<<<<
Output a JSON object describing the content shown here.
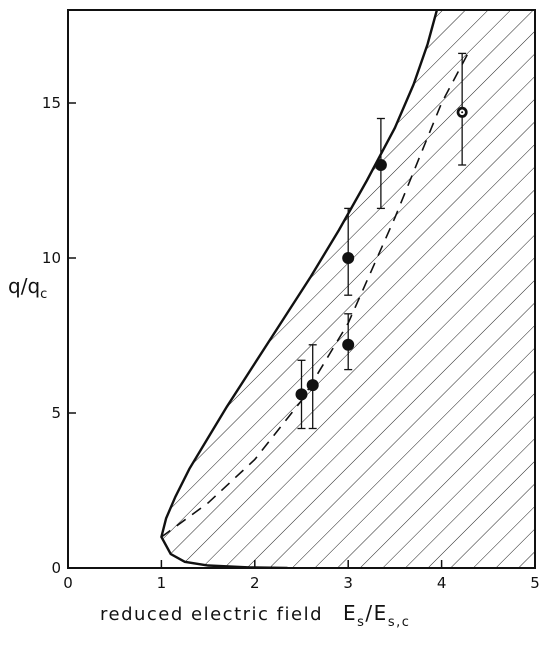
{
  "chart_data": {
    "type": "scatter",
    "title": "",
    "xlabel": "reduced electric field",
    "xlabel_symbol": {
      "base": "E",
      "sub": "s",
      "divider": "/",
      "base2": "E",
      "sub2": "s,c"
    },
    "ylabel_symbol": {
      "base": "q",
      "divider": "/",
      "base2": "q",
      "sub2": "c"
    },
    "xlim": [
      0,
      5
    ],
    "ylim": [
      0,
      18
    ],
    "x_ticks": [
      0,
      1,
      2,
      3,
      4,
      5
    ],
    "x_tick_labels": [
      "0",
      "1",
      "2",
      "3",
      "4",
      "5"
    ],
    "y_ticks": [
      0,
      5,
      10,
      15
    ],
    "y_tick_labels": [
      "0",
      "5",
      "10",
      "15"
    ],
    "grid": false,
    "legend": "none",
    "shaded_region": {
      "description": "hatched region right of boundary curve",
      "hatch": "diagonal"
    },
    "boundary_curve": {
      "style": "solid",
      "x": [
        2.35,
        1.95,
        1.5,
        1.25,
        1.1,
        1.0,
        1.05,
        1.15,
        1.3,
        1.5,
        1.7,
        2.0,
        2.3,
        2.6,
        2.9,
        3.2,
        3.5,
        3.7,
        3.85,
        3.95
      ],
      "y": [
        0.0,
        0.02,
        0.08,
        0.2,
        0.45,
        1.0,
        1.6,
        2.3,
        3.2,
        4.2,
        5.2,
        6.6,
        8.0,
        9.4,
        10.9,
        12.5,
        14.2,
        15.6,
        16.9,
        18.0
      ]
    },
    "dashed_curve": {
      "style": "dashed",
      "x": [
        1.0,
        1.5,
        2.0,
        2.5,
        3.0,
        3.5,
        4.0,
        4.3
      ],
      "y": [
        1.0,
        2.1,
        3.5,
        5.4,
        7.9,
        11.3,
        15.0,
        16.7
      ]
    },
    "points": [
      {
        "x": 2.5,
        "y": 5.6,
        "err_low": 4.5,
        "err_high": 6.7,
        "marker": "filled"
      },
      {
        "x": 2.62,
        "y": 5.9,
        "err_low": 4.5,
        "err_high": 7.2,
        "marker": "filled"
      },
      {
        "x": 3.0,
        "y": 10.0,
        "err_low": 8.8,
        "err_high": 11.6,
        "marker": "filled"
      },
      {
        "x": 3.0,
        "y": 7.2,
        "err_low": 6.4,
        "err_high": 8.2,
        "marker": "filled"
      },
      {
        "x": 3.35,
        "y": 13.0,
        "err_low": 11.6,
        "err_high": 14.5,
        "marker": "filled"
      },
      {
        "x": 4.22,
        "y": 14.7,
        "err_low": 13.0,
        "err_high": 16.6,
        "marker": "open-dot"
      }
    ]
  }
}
>>>>
<<<<
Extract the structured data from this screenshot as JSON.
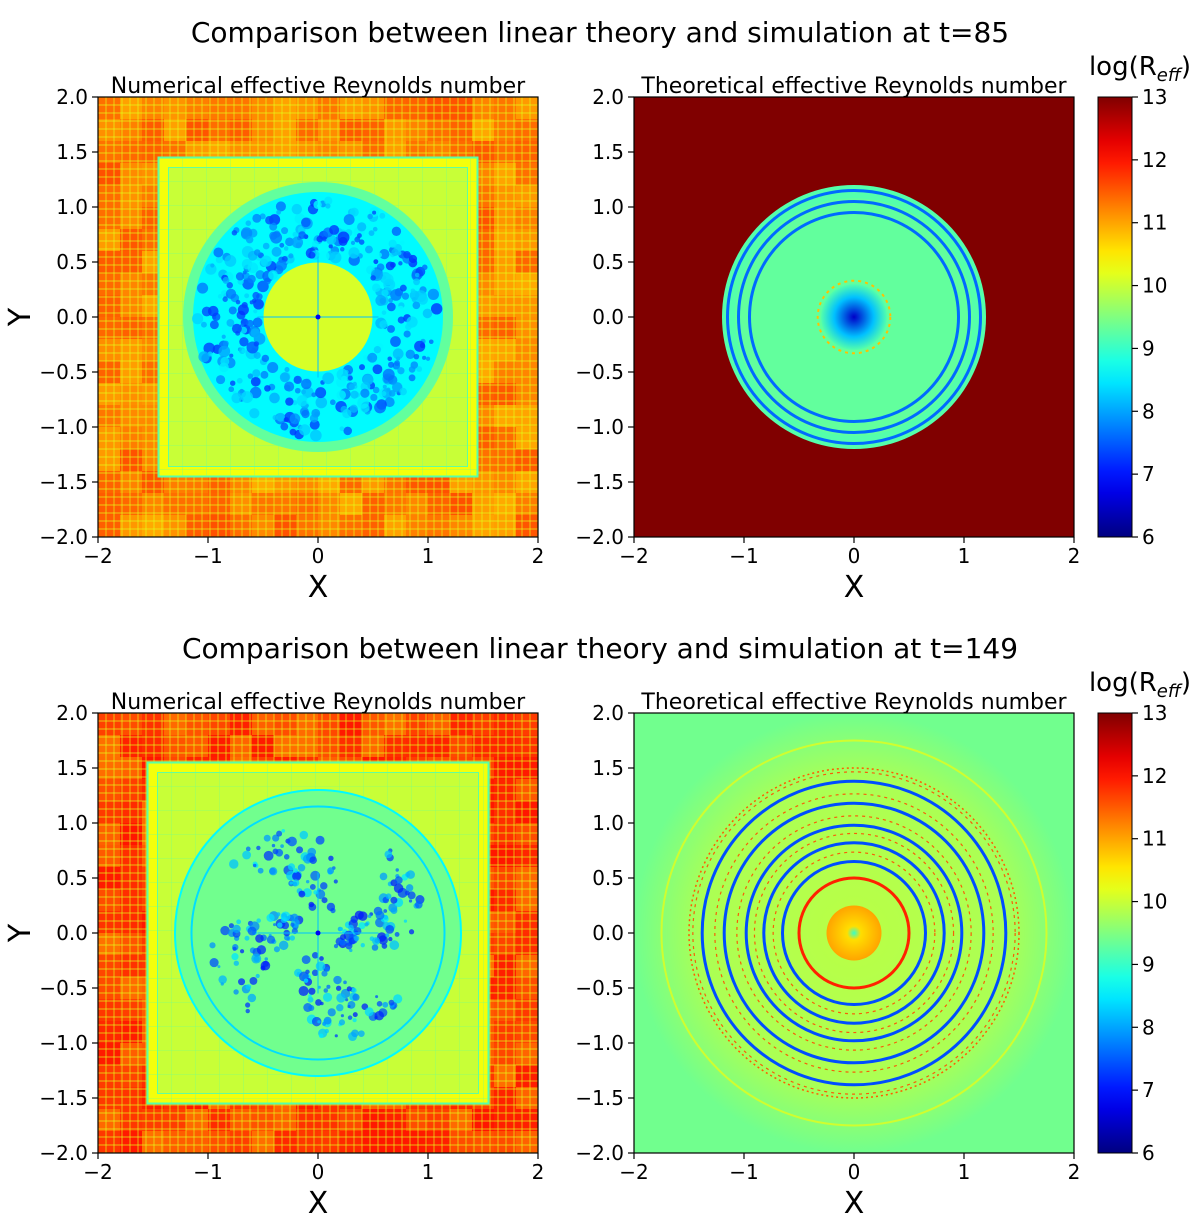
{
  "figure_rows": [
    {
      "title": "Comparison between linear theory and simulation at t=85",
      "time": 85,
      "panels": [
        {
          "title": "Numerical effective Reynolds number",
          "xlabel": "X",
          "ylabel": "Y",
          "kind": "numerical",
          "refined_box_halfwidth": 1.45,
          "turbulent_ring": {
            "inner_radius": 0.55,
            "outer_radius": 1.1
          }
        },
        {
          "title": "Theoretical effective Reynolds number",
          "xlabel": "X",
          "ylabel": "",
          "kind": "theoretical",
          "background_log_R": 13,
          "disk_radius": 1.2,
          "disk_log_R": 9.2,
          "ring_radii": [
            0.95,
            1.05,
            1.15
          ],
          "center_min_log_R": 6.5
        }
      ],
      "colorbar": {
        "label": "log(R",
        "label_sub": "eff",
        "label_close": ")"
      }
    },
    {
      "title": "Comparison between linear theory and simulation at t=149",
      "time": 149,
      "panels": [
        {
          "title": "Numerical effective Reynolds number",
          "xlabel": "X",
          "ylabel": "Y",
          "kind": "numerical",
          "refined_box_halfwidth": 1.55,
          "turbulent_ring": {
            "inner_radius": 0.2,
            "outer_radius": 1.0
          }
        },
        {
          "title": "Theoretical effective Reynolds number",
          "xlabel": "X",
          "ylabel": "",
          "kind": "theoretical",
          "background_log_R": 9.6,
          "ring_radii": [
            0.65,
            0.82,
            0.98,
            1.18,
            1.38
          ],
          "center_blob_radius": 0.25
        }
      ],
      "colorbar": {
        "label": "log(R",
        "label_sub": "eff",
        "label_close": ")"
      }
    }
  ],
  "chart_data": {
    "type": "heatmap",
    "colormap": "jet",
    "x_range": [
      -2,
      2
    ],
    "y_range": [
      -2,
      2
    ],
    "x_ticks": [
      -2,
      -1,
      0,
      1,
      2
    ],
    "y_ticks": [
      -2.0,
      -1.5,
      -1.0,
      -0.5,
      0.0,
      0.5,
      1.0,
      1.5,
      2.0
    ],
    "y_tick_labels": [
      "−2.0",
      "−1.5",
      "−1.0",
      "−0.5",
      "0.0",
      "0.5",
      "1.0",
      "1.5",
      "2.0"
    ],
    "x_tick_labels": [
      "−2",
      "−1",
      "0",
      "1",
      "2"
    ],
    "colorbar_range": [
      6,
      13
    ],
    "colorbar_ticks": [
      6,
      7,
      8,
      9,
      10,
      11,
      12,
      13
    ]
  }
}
>>>>
• **SHORT PROBLEM**
Gather from the data above every line with the string "between".

• **RESULT OF THE TASK**
      "title": "Comparison between linear theory and simulation at t=85",
      "title": "Comparison between linear theory and simulation at t=149",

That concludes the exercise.